>> begin Data records

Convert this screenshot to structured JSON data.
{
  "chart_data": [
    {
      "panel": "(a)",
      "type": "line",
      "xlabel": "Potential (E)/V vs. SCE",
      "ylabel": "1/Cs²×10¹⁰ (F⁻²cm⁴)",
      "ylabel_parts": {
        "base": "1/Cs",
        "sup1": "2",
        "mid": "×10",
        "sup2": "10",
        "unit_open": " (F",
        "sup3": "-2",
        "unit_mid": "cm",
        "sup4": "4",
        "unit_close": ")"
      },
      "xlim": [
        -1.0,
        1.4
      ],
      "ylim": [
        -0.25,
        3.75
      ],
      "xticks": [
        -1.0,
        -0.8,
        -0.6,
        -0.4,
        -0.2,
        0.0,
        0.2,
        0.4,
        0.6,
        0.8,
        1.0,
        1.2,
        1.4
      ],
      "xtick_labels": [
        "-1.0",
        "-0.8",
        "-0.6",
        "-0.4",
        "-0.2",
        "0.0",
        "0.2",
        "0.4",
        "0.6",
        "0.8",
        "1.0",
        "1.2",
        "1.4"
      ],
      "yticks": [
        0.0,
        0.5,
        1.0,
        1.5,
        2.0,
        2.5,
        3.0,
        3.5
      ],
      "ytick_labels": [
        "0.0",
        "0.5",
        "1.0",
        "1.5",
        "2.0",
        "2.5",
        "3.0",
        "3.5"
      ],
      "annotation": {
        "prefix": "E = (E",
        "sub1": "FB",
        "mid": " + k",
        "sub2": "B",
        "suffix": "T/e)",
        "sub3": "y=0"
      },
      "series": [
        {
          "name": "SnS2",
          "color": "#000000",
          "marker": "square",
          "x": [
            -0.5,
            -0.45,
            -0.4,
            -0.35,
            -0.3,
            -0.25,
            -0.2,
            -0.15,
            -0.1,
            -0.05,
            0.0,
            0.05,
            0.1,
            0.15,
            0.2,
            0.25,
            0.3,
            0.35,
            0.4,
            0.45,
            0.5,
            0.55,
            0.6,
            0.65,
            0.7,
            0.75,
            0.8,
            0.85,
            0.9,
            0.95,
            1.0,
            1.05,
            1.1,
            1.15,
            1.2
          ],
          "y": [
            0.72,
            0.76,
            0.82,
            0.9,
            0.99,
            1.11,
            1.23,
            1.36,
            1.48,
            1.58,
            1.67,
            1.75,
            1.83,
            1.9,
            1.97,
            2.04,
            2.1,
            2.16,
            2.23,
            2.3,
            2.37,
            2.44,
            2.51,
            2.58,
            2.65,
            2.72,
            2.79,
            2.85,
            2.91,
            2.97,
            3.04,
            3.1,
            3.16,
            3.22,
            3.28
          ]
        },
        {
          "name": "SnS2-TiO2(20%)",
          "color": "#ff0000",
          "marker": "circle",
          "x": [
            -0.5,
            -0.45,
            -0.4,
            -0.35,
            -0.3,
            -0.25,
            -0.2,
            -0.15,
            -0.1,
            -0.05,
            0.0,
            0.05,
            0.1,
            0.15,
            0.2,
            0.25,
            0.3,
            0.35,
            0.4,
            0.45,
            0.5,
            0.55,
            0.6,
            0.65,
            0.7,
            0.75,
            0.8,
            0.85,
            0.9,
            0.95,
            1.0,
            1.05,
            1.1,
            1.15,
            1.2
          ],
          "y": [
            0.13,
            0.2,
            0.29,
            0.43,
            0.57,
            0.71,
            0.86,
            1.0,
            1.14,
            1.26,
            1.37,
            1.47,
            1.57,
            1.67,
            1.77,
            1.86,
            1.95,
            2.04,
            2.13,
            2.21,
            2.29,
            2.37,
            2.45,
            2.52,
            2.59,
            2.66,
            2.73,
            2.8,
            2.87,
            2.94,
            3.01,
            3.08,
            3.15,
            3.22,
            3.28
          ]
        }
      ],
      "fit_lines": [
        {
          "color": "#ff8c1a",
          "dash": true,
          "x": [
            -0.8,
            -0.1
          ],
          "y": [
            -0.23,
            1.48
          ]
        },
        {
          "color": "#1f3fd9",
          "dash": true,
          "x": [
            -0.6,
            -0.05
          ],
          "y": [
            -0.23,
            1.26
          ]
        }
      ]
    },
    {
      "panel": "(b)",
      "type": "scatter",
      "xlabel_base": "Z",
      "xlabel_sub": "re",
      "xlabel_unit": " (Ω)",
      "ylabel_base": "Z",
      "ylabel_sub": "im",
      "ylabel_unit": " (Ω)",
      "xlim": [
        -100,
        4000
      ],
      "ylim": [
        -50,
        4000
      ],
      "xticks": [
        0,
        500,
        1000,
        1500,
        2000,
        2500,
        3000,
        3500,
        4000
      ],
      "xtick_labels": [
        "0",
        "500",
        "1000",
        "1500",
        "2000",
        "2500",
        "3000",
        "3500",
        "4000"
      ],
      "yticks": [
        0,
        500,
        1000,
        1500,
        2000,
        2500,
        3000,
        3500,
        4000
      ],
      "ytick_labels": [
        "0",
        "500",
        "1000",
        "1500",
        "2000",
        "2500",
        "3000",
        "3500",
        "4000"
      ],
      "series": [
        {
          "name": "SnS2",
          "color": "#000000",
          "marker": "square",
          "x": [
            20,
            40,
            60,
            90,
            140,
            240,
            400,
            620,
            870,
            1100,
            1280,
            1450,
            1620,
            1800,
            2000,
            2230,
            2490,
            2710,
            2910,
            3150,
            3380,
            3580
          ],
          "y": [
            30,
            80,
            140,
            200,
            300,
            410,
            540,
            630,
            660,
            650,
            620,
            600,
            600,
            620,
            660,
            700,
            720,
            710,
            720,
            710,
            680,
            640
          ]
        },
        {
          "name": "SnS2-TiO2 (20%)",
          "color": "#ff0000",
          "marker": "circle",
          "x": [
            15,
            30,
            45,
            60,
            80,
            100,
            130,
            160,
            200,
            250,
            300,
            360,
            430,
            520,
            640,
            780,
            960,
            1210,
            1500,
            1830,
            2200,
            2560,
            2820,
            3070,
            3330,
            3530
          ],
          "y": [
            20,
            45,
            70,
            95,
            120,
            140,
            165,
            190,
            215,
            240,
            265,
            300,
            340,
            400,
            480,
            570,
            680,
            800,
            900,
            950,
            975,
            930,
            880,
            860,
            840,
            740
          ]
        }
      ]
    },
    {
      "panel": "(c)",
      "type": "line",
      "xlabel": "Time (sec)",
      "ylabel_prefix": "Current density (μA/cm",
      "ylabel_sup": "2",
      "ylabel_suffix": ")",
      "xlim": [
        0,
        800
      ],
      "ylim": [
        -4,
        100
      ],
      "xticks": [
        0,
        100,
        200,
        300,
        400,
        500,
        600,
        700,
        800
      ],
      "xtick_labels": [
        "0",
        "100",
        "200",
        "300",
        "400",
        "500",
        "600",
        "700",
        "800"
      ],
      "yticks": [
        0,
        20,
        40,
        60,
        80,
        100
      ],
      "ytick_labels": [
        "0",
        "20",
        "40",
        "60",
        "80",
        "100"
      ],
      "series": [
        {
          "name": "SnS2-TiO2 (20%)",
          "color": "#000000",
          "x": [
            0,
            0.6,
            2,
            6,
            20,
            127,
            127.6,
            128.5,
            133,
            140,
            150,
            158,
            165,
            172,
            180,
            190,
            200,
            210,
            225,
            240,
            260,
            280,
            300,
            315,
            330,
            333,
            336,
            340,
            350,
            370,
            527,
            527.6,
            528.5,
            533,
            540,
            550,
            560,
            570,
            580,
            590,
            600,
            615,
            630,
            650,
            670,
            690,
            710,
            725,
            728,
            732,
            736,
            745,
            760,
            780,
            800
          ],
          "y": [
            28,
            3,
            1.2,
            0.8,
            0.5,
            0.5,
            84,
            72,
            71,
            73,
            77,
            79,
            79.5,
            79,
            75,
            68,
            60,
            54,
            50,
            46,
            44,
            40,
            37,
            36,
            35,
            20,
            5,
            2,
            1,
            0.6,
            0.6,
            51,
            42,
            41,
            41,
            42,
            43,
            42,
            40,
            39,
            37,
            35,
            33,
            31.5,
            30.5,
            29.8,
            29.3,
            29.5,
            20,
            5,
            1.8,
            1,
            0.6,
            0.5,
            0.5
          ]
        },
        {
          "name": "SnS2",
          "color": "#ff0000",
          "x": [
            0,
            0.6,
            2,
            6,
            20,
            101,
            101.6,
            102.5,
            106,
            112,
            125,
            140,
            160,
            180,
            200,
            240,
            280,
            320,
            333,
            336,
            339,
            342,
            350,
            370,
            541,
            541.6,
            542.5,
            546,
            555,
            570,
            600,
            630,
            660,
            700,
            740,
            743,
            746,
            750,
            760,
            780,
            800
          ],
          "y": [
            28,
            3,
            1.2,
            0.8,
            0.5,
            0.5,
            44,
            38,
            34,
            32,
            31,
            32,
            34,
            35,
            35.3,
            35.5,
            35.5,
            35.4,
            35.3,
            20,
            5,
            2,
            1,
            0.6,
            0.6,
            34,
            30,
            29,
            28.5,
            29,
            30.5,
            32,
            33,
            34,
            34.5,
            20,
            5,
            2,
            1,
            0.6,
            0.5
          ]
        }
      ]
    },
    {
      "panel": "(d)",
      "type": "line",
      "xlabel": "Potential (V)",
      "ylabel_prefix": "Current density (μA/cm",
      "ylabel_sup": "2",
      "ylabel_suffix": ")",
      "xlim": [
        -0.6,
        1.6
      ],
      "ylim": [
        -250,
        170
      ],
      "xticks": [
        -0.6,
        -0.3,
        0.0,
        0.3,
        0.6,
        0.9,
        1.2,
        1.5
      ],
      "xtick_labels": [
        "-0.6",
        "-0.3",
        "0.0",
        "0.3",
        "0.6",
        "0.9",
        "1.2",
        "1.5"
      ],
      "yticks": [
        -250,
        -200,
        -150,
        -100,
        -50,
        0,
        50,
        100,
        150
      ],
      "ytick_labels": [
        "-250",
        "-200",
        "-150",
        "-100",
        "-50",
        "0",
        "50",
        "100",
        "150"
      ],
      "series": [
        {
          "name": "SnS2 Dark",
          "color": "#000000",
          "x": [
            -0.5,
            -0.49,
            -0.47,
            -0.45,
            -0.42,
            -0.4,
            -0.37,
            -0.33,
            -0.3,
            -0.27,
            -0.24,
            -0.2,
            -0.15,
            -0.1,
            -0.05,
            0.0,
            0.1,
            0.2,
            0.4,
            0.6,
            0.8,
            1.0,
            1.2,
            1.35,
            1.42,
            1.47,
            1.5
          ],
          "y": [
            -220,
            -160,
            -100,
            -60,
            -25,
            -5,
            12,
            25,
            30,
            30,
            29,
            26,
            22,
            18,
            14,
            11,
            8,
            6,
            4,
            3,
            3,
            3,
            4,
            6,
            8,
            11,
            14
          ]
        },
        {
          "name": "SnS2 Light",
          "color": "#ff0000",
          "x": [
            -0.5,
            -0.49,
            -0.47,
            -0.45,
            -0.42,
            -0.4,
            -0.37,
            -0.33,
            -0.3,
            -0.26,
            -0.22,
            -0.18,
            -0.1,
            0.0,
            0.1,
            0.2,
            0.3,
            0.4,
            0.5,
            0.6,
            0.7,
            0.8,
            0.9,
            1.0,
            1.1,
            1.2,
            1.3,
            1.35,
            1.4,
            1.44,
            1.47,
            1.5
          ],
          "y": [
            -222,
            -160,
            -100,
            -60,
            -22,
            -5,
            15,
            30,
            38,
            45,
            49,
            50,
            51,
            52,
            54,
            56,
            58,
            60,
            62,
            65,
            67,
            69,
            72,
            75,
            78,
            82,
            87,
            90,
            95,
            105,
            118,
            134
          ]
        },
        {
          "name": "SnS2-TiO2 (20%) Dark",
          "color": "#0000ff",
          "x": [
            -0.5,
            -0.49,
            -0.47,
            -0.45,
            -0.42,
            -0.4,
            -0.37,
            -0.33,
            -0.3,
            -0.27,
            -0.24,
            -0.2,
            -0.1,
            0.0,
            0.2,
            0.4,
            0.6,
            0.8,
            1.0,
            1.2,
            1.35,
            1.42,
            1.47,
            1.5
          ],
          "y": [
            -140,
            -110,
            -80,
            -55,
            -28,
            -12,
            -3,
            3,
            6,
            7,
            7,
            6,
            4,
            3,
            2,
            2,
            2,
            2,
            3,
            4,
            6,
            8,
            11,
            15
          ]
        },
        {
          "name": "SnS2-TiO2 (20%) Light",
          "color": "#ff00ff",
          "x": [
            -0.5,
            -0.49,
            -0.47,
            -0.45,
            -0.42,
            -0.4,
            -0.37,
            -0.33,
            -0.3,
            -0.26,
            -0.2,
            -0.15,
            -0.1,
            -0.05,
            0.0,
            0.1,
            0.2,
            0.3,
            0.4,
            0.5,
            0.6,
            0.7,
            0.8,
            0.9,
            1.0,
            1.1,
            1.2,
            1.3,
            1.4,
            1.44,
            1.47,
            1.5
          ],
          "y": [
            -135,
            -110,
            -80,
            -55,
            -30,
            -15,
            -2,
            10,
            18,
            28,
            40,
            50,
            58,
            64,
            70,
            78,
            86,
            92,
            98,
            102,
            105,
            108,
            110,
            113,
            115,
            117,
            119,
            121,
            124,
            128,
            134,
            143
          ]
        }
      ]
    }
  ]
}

>> end Data records

Task prompt
In the records above, find the lines containing "Potential" and copy them.

Task output
      "xlabel": "Potential (E)/V vs. SCE",
      "xlabel": "Potential (V)",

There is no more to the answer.